**TEXT SHOWN**
# # # # # # #

Marcus is stokin' it!


----------



## SwampDragons

Marcus still looking good- his shot is solid despite the reports from college


----------



## belarus

Marcus's level is way above this summer league


----------



## JCB

Timeout Magic.


So far, I'm really liking Marcus, but not so much Boone. Boone seems a little nervous.


----------



## NetIncome

JCB said:


> Marcus nails a three.
> 
> Anyone else impressed with his shooting so far?


40% beyond the arc last two years.


----------



## HB

And somewhere Isiah is crying


----------



## NBASCOUT2005

How do I get the dang feed? It does play on NBA TV broad band. I've been to the magic website. What gives? Helppppp!


----------



## 7M3

his shot was excellent all last year. he made huge strides going into his junior year with his j


----------



## NJ Grand NJ

Wright needs the ball more.


----------



## ToddMacCulloch11

Holy crap. Almost 500 posts and 80 members viewing the thread for a summer league game? Somewhere, Petey is very proud.


----------



## Dare

iS 21 Wright? whoeveer is missin' wide open j's...

# # # # # # #

**DATA ENTRIES**
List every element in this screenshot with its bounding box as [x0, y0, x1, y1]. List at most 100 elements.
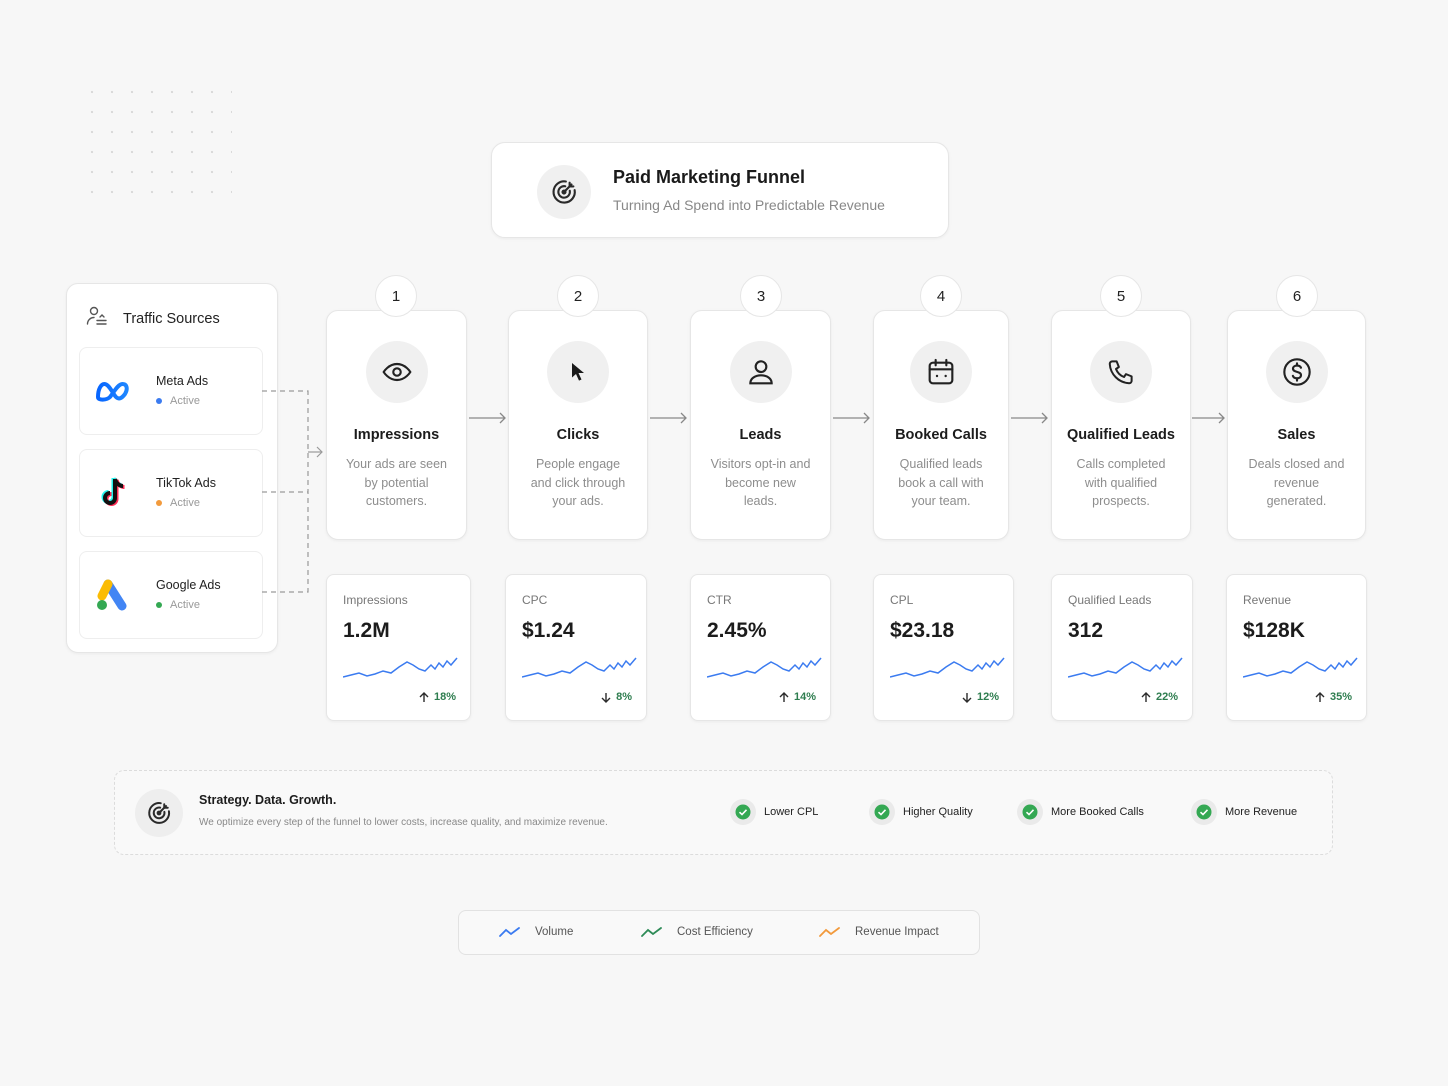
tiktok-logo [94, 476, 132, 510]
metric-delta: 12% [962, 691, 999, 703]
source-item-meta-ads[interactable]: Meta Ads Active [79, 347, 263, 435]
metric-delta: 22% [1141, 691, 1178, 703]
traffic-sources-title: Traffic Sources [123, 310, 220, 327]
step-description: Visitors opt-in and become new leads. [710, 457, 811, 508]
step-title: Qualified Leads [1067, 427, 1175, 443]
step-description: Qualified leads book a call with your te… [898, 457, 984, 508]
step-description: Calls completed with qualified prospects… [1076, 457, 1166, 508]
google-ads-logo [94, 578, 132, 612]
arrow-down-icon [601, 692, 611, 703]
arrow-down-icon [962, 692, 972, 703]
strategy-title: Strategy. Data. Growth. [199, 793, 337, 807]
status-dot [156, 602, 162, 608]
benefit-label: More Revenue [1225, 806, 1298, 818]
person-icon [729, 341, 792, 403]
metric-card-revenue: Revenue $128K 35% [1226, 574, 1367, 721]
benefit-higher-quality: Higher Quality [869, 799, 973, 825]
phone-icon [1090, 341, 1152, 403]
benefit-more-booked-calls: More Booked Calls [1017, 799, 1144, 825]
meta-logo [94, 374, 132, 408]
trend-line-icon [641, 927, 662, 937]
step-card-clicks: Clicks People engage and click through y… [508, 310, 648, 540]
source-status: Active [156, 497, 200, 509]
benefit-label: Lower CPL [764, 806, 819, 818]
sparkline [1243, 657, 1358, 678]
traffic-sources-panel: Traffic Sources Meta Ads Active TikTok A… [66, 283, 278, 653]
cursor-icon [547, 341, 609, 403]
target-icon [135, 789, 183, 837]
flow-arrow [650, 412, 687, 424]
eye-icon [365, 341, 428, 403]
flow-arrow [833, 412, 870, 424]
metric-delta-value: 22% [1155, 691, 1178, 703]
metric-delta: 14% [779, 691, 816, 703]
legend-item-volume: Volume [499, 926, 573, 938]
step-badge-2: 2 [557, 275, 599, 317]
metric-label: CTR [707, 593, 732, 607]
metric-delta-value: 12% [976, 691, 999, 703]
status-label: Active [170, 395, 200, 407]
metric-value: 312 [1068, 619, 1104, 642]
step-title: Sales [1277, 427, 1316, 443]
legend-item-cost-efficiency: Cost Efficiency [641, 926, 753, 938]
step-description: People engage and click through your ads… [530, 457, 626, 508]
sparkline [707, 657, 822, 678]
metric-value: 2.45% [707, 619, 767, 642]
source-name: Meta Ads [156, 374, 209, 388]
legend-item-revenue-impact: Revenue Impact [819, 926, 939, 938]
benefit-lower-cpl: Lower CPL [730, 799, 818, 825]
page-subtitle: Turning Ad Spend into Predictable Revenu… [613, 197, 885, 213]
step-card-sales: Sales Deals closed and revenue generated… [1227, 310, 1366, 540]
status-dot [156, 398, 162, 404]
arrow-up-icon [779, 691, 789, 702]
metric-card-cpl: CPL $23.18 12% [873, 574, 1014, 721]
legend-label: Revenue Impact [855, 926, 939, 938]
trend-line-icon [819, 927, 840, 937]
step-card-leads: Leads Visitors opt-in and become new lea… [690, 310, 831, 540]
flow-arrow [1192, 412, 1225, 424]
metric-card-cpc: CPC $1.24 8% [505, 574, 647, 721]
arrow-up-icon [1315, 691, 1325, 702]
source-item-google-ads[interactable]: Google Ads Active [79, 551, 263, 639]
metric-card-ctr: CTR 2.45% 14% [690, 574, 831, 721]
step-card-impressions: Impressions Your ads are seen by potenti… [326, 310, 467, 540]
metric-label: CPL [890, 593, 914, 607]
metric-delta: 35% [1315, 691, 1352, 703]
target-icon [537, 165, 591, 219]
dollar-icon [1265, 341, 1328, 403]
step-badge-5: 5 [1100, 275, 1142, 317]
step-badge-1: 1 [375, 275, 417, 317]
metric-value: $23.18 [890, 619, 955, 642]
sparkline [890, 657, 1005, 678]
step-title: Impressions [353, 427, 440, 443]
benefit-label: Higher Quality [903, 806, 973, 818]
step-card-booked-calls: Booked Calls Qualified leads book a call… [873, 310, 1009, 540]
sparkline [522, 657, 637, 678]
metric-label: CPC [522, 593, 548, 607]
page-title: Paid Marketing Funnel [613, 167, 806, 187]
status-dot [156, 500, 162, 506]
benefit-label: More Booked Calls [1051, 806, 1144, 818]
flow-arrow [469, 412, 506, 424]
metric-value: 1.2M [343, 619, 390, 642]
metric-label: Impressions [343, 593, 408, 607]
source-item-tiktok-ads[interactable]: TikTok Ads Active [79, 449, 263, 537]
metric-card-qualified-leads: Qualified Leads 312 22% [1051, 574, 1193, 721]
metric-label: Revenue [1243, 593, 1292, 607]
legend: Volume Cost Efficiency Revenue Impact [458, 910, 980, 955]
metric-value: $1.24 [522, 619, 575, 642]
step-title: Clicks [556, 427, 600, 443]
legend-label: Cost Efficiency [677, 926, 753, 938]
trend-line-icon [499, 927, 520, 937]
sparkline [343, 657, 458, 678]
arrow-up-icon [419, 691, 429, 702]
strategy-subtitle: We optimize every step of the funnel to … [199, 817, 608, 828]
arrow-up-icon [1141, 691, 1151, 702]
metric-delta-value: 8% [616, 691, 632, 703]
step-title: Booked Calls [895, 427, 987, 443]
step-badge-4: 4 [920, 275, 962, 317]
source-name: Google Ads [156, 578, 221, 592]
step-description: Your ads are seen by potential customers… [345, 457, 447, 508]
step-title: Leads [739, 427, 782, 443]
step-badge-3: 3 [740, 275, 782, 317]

# # # # # # #

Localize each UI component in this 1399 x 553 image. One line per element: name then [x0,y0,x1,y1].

# # # # # # #

**WHAT YOU NEED TO DO**
1. From the summer league thread, reproduce word for word the passage that begins at the words "And somewhere Isiah" and ends after the words "What gives? Helppppp!".
2. List every personal name that appears within the body of a post in the summer league thread. Leave out the usernames that head the posts and the name in the quote attribution.

**TASK-BY-TASK SOLUTIONS**
1.
And somewhere Isiah is crying


----------



## NBASCOUT2005

How do I get the dang feed? It does play on NBA TV broad band. I've been to the magic website. What gives? Helppppp!

2. Marcus, Boone, Isiah, Wright, Petey